EXERCISE GOAL: Locate the lines that hold the string "name". Copy every such line.

----

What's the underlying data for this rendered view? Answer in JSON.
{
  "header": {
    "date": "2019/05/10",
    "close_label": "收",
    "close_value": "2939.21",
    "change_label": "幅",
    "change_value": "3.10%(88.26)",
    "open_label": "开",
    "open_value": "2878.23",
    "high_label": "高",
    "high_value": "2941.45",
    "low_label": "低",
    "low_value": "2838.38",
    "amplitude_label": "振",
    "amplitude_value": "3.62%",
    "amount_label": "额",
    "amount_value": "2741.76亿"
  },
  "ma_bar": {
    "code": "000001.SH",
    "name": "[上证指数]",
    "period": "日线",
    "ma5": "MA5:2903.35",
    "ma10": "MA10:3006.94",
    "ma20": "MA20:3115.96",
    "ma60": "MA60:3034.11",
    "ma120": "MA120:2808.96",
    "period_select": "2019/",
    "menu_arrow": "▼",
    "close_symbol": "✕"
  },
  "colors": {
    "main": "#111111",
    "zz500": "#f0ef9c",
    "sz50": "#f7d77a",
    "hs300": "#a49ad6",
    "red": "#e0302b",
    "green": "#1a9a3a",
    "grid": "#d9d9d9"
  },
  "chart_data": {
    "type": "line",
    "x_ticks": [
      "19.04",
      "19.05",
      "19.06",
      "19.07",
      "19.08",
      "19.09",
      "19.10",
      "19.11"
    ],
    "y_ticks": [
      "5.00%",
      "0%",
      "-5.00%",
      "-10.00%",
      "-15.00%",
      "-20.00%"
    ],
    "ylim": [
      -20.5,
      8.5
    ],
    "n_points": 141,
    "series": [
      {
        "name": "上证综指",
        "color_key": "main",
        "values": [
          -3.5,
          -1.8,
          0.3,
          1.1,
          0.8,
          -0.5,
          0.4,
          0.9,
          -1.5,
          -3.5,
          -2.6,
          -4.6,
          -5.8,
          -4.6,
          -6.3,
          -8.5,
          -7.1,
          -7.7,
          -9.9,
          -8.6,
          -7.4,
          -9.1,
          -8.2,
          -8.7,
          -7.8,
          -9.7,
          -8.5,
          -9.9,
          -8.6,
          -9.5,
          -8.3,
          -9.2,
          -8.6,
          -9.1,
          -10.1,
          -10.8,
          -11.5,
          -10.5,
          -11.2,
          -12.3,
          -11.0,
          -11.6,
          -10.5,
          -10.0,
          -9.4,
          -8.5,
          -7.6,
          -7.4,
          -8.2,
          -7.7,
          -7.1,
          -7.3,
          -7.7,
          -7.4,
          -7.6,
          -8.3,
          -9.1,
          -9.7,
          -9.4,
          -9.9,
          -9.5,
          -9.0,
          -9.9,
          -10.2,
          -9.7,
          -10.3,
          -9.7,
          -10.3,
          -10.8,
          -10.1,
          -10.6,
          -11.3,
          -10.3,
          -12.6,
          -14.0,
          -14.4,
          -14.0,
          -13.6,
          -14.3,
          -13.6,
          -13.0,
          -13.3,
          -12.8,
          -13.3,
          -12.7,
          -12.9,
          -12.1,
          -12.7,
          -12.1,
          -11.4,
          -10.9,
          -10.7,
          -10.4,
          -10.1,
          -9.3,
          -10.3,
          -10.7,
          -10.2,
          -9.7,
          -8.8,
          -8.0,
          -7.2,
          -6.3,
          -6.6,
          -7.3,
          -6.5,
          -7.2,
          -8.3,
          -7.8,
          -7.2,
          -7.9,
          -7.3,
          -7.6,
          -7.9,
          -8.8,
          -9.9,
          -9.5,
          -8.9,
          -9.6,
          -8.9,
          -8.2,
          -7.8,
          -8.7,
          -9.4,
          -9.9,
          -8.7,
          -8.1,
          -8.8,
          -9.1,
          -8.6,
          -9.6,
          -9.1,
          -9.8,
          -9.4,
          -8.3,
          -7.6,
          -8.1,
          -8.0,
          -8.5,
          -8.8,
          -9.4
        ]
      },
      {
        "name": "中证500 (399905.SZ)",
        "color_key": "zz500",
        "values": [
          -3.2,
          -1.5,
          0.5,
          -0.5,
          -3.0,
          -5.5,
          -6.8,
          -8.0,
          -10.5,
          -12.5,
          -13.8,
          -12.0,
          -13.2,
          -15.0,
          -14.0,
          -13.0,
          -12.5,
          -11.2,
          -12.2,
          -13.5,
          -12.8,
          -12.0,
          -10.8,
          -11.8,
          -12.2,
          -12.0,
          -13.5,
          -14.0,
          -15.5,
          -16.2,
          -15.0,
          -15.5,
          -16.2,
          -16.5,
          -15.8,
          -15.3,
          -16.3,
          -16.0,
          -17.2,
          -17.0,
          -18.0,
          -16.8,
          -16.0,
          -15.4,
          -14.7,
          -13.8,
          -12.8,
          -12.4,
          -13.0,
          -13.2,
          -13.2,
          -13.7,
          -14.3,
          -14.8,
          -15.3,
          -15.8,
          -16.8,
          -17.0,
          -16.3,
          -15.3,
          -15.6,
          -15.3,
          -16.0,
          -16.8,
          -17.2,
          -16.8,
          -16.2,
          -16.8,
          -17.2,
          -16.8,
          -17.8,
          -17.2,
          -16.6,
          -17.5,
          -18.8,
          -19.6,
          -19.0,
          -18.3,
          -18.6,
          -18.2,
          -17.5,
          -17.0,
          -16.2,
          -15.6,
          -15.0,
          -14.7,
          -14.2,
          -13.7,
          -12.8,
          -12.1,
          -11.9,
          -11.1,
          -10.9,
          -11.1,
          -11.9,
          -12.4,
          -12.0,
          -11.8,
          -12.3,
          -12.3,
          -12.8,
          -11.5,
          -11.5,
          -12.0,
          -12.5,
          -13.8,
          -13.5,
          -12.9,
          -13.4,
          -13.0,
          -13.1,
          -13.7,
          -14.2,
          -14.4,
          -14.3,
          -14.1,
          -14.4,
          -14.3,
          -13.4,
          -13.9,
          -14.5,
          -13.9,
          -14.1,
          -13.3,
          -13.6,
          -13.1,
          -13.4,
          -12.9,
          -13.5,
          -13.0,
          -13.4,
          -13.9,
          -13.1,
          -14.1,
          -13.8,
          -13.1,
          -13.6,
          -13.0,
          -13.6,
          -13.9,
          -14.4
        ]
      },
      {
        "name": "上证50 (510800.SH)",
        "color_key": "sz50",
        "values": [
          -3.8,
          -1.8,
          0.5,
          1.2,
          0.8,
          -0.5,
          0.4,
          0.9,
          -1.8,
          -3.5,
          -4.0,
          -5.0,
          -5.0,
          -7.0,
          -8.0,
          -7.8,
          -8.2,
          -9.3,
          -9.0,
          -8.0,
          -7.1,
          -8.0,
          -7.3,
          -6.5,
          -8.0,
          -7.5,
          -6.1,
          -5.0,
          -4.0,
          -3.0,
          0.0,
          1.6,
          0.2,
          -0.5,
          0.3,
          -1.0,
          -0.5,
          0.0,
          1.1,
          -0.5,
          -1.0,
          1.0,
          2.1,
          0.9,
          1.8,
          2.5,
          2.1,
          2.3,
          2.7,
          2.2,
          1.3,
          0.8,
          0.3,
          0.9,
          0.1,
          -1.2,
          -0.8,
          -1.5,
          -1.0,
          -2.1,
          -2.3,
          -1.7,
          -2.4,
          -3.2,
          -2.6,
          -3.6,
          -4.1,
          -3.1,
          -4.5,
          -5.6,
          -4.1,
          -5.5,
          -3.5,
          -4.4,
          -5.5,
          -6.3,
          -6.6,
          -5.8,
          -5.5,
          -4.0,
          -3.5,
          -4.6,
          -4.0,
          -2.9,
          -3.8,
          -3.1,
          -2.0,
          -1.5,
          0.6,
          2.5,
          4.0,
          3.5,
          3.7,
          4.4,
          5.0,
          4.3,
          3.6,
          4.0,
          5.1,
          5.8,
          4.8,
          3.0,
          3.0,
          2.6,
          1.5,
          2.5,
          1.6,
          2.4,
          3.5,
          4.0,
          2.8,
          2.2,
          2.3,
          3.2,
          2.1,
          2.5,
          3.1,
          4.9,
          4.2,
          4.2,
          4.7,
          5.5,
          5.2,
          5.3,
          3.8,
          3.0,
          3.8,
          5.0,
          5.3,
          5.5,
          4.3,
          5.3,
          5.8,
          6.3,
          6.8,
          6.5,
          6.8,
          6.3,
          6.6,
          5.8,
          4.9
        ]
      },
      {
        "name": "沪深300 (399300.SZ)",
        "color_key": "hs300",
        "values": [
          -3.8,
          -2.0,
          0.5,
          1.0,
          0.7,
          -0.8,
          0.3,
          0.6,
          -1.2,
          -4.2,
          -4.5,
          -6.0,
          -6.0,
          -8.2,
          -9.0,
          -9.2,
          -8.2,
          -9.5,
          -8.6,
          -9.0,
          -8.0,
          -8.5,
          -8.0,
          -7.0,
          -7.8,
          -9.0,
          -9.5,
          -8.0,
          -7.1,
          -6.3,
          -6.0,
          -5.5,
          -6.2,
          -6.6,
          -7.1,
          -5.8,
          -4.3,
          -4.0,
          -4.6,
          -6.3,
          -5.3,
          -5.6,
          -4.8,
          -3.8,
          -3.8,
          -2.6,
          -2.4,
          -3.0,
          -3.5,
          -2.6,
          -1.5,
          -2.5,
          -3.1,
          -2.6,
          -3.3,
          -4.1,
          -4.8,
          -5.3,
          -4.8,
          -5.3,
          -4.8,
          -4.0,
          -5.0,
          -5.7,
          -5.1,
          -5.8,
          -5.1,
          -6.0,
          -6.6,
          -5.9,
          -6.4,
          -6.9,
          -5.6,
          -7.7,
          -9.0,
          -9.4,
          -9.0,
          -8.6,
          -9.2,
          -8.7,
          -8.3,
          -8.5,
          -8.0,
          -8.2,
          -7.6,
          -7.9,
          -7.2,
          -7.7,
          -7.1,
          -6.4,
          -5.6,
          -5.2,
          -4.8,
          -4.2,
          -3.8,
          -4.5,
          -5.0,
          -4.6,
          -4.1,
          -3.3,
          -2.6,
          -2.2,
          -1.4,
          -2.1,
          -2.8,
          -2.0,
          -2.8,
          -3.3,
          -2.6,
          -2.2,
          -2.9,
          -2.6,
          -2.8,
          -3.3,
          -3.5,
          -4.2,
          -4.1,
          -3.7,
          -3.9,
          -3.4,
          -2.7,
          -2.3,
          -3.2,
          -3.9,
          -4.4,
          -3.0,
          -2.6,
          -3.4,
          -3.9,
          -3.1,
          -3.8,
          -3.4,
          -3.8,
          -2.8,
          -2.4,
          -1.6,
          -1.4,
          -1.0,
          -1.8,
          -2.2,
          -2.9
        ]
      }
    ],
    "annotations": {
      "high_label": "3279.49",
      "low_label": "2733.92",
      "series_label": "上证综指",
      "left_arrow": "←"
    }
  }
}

----

ANSWER TO THE TASK:
    "name": "[上证指数]",
        "name": "上证综指",
        "name": "中证500 (399905.SZ)",
        "name": "上证50 (510800.SH)",
        "name": "沪深300 (399300.SZ)",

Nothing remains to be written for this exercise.